### EXERCISE
Copy out the material below in full, but not its images.

### LISTED ENTRIES

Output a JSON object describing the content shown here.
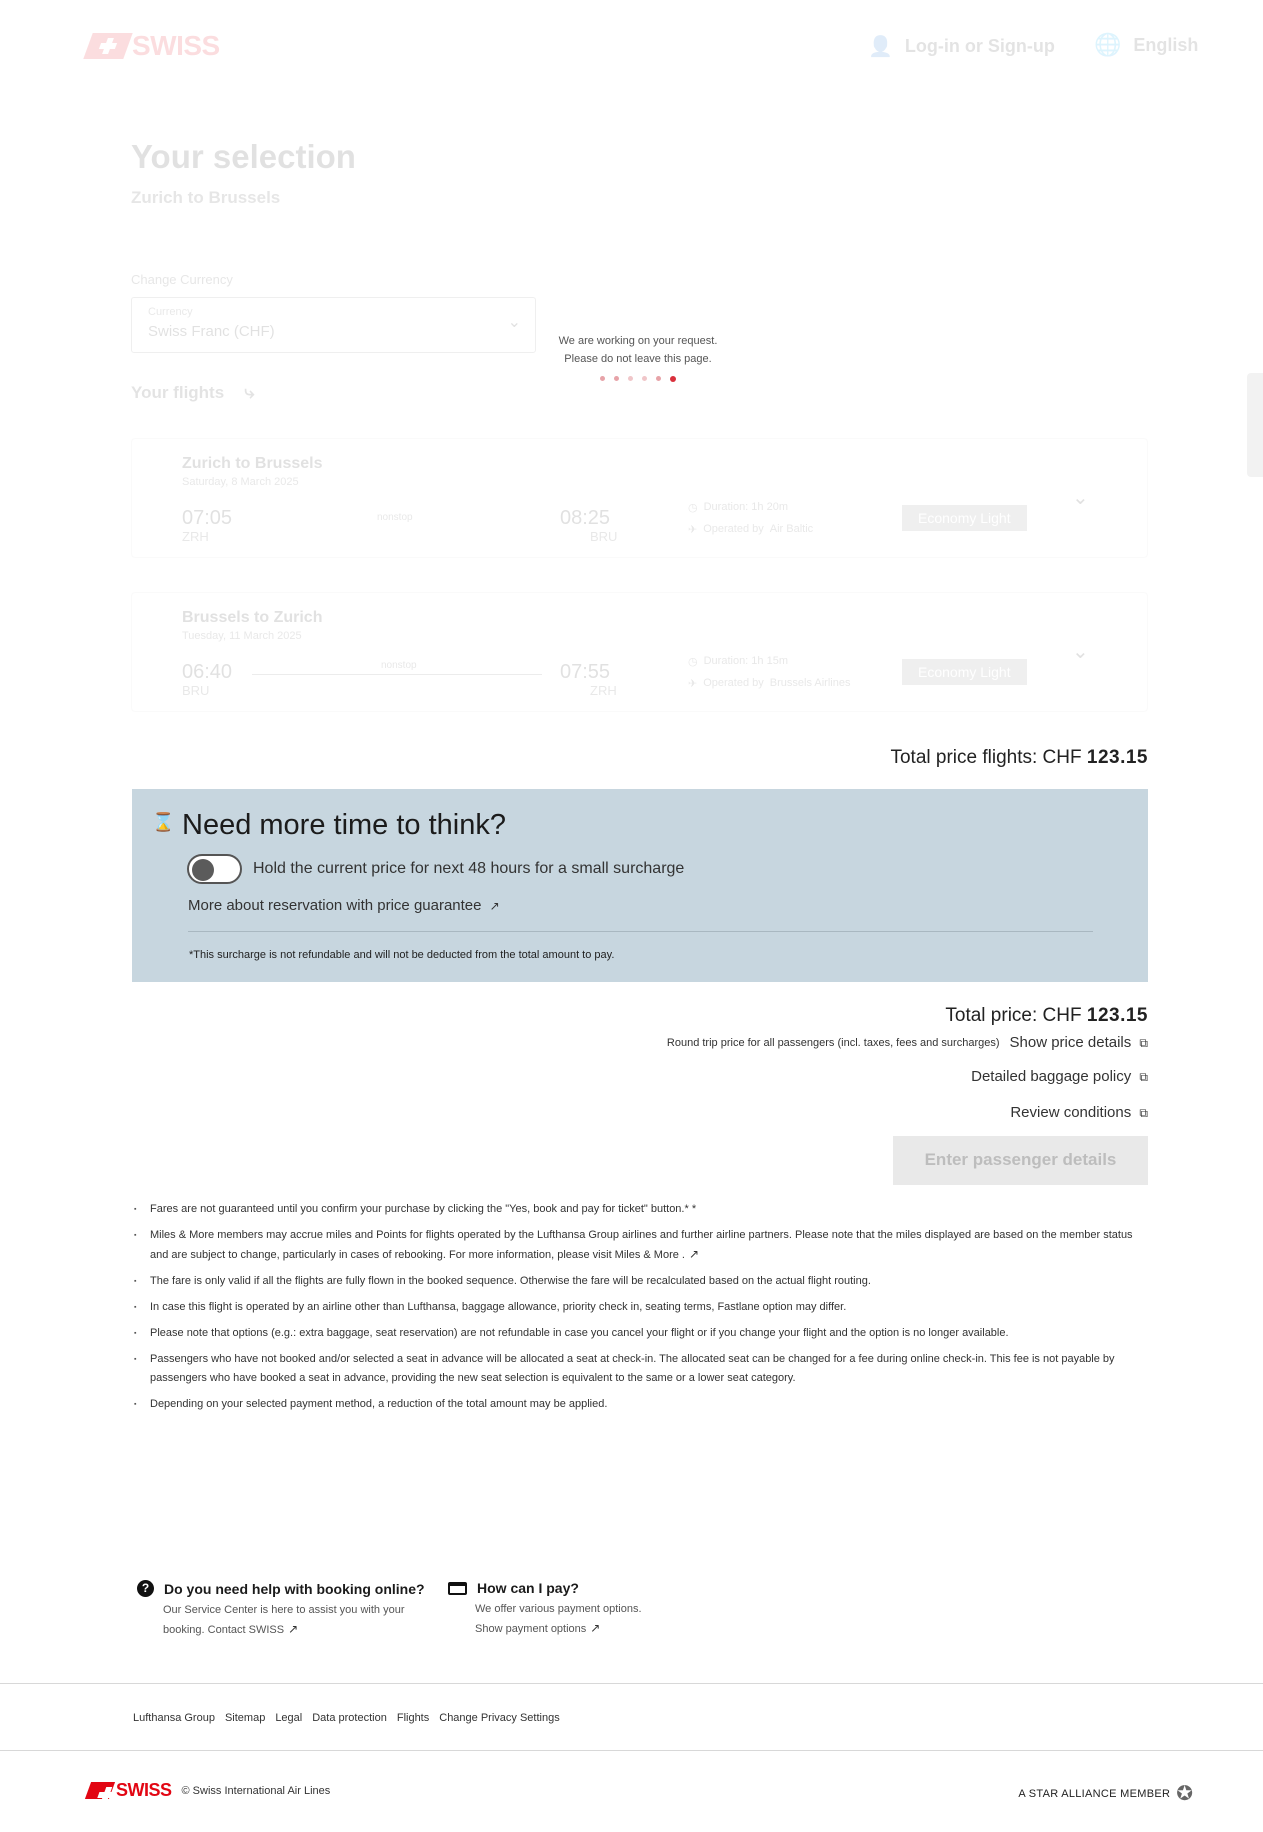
{
  "header": {
    "brand": "SWISS",
    "login_label": "Log-in or Sign-up",
    "language_label": "English"
  },
  "selection": {
    "title": "Your selection",
    "route": "Zurich to Brussels",
    "currency_heading": "Change Currency",
    "currency_field_label": "Currency",
    "currency_value": "Swiss Franc (CHF)",
    "flights_heading": "Your flights"
  },
  "loading": {
    "line1": "We are working on your request.",
    "line2": "Please do not leave this page."
  },
  "flights": [
    {
      "title": "Zurich to Brussels",
      "date": "Saturday, 8 March 2025",
      "dep_time": "07:05",
      "dep_airport": "ZRH",
      "arr_time": "08:25",
      "arr_airport": "BRU",
      "stops": "nonstop",
      "duration": "Duration: 1h 20m",
      "operated_by": "Operated by",
      "operator": "Air Baltic",
      "fare": "Economy Light"
    },
    {
      "title": "Brussels to Zurich",
      "date": "Tuesday, 11 March 2025",
      "dep_time": "06:40",
      "dep_airport": "BRU",
      "arr_time": "07:55",
      "arr_airport": "ZRH",
      "stops": "nonstop",
      "duration": "Duration: 1h 15m",
      "operated_by": "Operated by",
      "operator": "Brussels Airlines",
      "fare": "Economy Light"
    }
  ],
  "total_flights": {
    "label": "Total price flights: CHF",
    "amount": "123.15"
  },
  "think": {
    "title": "Need more time to think?",
    "toggle_label": "Hold the current price for next 48 hours for a small surcharge",
    "toggle_on": false,
    "link": "More about reservation with price guarantee",
    "note": "*This surcharge is not refundable and will not be deducted from the total amount to pay."
  },
  "total": {
    "label": "Total price: CHF",
    "amount": "123.15",
    "subtitle": "Round trip price for all passengers (incl. taxes, fees and surcharges)",
    "price_details_link": "Show price details",
    "baggage_link": "Detailed baggage policy",
    "conditions_link": "Review conditions",
    "cta": "Enter passenger details"
  },
  "notes": [
    "Fares are not guaranteed until you confirm your purchase by clicking the \"Yes, book and pay for ticket\" button.* *",
    "Miles & More members may accrue miles and Points for flights operated by the Lufthansa Group airlines and further airline partners. Please note that the miles displayed are based on the member status and are subject to change, particularly in cases of rebooking. For more information, please visit Miles & More .",
    "The fare is only valid if all the flights are fully flown in the booked sequence. Otherwise the fare will be recalculated based on the actual flight routing.",
    "In case this flight is operated by an airline other than Lufthansa, baggage allowance, priority check in, seating terms, Fastlane option may differ.",
    "Please note that options (e.g.: extra baggage, seat reservation) are not refundable in case you cancel your flight or if you change your flight and the option is no longer available.",
    "Passengers who have not booked and/or selected a seat in advance will be allocated a seat at check-in. The allocated seat can be changed for a fee during online check-in. This fee is not payable by passengers who have booked a seat in advance, providing the new seat selection is equivalent to the same or a lower seat category.",
    "Depending on your selected payment method, a reduction of the total amount may be applied."
  ],
  "help": {
    "booking_title": "Do you need help with booking online?",
    "booking_text": "Our Service Center is here to assist you with your booking.",
    "booking_link": "Contact SWISS",
    "pay_title": "How can I pay?",
    "pay_text": "We offer various payment options.",
    "pay_link": "Show payment options"
  },
  "footer": {
    "links": [
      "Lufthansa Group",
      "Sitemap",
      "Legal",
      "Data protection",
      "Flights",
      "Change Privacy Settings"
    ],
    "brand": "SWISS",
    "copyright": "©  Swiss International Air Lines",
    "alliance": "A STAR ALLIANCE MEMBER"
  },
  "colors": {
    "brand_red": "#e20613",
    "think_bg": "#c7d6df",
    "cta_disabled_bg": "#e9e9e9"
  }
}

### RESULT
Output a JSON object describing the content shown here.
{
  "header": {
    "brand": "SWISS",
    "login_label": "Log-in or Sign-up",
    "language_label": "English"
  },
  "selection": {
    "title": "Your selection",
    "route": "Zurich to Brussels",
    "currency_heading": "Change Currency",
    "currency_field_label": "Currency",
    "currency_value": "Swiss Franc (CHF)",
    "flights_heading": "Your flights"
  },
  "loading": {
    "line1": "We are working on your request.",
    "line2": "Please do not leave this page."
  },
  "flights": [
    {
      "title": "Zurich to Brussels",
      "date": "Saturday, 8 March 2025",
      "dep_time": "07:05",
      "dep_airport": "ZRH",
      "arr_time": "08:25",
      "arr_airport": "BRU",
      "stops": "nonstop",
      "duration": "Duration: 1h 20m",
      "operated_by": "Operated by",
      "operator": "Air Baltic",
      "fare": "Economy Light"
    },
    {
      "title": "Brussels to Zurich",
      "date": "Tuesday, 11 March 2025",
      "dep_time": "06:40",
      "dep_airport": "BRU",
      "arr_time": "07:55",
      "arr_airport": "ZRH",
      "stops": "nonstop",
      "duration": "Duration: 1h 15m",
      "operated_by": "Operated by",
      "operator": "Brussels Airlines",
      "fare": "Economy Light"
    }
  ],
  "total_flights": {
    "label": "Total price flights: CHF",
    "amount": "123.15"
  },
  "think": {
    "title": "Need more time to think?",
    "toggle_label": "Hold the current price for next 48 hours for a small surcharge",
    "toggle_on": false,
    "link": "More about reservation with price guarantee",
    "note": "*This surcharge is not refundable and will not be deducted from the total amount to pay."
  },
  "total": {
    "label": "Total price: CHF",
    "amount": "123.15",
    "subtitle": "Round trip price for all passengers (incl. taxes, fees and surcharges)",
    "price_details_link": "Show price details",
    "baggage_link": "Detailed baggage policy",
    "conditions_link": "Review conditions",
    "cta": "Enter passenger details"
  },
  "notes": [
    "Fares are not guaranteed until you confirm your purchase by clicking the \"Yes, book and pay for ticket\" button.* *",
    "Miles & More members may accrue miles and Points for flights operated by the Lufthansa Group airlines and further airline partners. Please note that the miles displayed are based on the member status and are subject to change, particularly in cases of rebooking. For more information, please visit Miles & More .",
    "The fare is only valid if all the flights are fully flown in the booked sequence. Otherwise the fare will be recalculated based on the actual flight routing.",
    "In case this flight is operated by an airline other than Lufthansa, baggage allowance, priority check in, seating terms, Fastlane option may differ.",
    "Please note that options (e.g.: extra baggage, seat reservation) are not refundable in case you cancel your flight or if you change your flight and the option is no longer available.",
    "Passengers who have not booked and/or selected a seat in advance will be allocated a seat at check-in. The allocated seat can be changed for a fee during online check-in. This fee is not payable by passengers who have booked a seat in advance, providing the new seat selection is equivalent to the same or a lower seat category.",
    "Depending on your selected payment method, a reduction of the total amount may be applied."
  ],
  "help": {
    "booking_title": "Do you need help with booking online?",
    "booking_text": "Our Service Center is here to assist you with your booking.",
    "booking_link": "Contact SWISS",
    "pay_title": "How can I pay?",
    "pay_text": "We offer various payment options.",
    "pay_link": "Show payment options"
  },
  "footer": {
    "links": [
      "Lufthansa Group",
      "Sitemap",
      "Legal",
      "Data protection",
      "Flights",
      "Change Privacy Settings"
    ],
    "brand": "SWISS",
    "copyright": "©  Swiss International Air Lines",
    "alliance": "A STAR ALLIANCE MEMBER"
  },
  "colors": {
    "brand_red": "#e20613",
    "think_bg": "#c7d6df",
    "cta_disabled_bg": "#e9e9e9"
  }
}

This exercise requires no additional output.